▶ _Aim of the exercise_
Provide only the number of lines in the listing that contain the string "отключается".
** BEGIN Recorded information **
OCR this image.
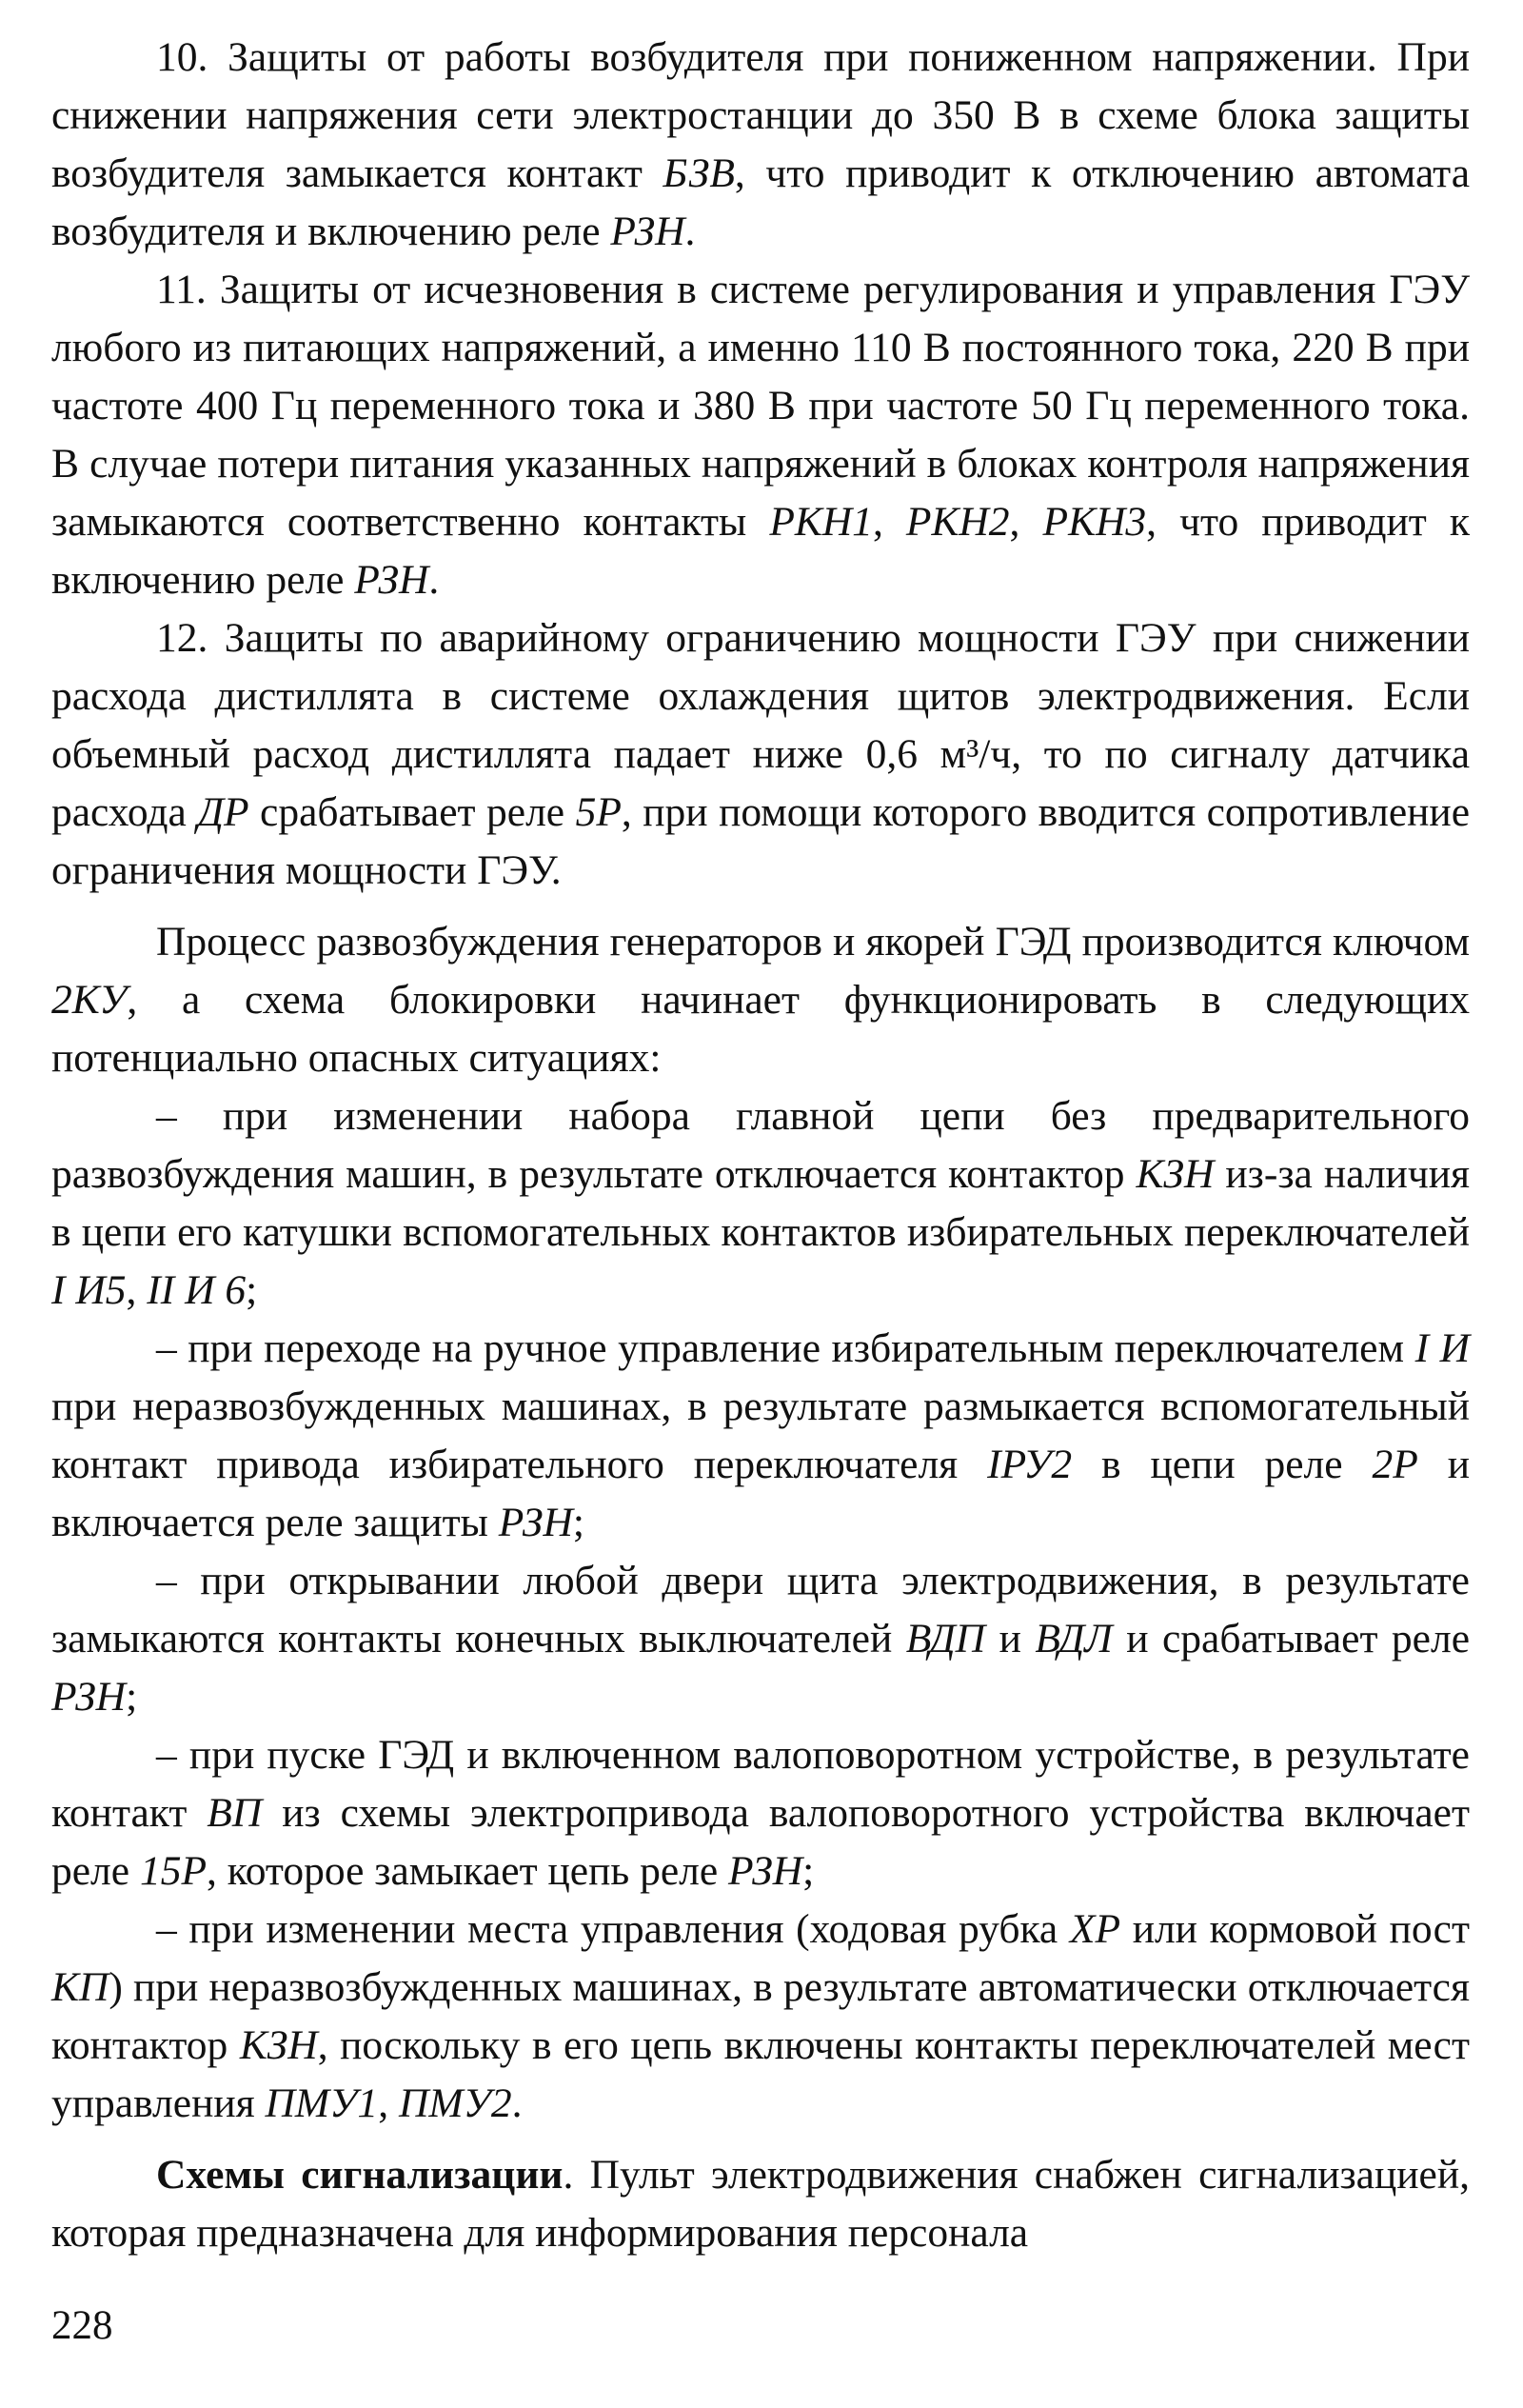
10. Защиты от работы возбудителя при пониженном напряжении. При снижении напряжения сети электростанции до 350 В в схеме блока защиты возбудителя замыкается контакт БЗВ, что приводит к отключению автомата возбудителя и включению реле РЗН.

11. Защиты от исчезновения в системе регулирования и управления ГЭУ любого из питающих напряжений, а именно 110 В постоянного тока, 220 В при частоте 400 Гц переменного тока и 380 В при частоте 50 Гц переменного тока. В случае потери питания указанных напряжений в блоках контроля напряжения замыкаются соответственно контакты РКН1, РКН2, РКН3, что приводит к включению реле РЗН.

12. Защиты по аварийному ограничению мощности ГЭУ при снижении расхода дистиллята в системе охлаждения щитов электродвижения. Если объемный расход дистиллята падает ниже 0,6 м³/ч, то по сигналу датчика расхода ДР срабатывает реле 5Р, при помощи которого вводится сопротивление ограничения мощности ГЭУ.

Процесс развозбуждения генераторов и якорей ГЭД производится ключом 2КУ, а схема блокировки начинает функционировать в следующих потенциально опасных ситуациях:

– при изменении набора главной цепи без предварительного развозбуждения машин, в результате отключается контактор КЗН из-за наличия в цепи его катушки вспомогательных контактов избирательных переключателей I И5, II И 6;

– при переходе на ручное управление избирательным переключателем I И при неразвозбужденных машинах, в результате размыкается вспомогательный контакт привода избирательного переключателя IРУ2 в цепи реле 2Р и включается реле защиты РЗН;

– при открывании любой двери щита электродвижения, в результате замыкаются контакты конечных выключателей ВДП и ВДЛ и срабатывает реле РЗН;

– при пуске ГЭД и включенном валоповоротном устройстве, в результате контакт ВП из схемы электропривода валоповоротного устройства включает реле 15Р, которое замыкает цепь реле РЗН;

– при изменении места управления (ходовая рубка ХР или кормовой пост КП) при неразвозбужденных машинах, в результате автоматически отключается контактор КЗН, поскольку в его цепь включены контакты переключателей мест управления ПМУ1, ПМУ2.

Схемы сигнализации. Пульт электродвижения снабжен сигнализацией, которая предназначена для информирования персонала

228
** END Recorded information **
** BEGIN Recorded information **
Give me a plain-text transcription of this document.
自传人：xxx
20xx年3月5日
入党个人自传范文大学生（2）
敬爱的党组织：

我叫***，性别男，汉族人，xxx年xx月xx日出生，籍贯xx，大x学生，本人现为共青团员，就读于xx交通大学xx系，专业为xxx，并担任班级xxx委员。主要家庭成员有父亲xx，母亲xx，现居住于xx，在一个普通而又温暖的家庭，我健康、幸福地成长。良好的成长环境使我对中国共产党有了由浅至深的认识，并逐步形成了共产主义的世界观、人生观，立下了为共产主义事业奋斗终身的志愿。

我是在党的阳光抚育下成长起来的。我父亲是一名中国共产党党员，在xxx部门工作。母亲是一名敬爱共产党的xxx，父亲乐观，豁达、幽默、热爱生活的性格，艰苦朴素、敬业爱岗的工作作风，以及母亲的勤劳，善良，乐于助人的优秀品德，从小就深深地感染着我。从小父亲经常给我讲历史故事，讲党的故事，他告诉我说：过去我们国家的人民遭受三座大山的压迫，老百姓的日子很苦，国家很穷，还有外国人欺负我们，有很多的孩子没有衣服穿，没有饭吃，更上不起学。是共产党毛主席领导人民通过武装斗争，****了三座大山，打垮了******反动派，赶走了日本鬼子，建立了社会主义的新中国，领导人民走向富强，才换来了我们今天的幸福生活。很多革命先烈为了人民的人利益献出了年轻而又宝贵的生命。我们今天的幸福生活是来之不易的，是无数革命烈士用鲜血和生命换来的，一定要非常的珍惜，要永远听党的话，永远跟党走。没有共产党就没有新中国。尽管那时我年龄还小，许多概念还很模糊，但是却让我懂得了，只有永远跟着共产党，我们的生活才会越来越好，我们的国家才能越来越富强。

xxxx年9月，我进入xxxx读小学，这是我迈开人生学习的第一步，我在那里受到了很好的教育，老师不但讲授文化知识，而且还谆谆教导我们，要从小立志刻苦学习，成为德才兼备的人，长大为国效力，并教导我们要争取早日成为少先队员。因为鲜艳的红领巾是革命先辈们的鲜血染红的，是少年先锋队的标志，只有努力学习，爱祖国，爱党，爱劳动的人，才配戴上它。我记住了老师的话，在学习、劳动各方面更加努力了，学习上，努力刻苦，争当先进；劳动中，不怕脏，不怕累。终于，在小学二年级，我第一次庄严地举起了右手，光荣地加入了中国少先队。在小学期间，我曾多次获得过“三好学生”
** END Recorded information **
▶ _The reply_
2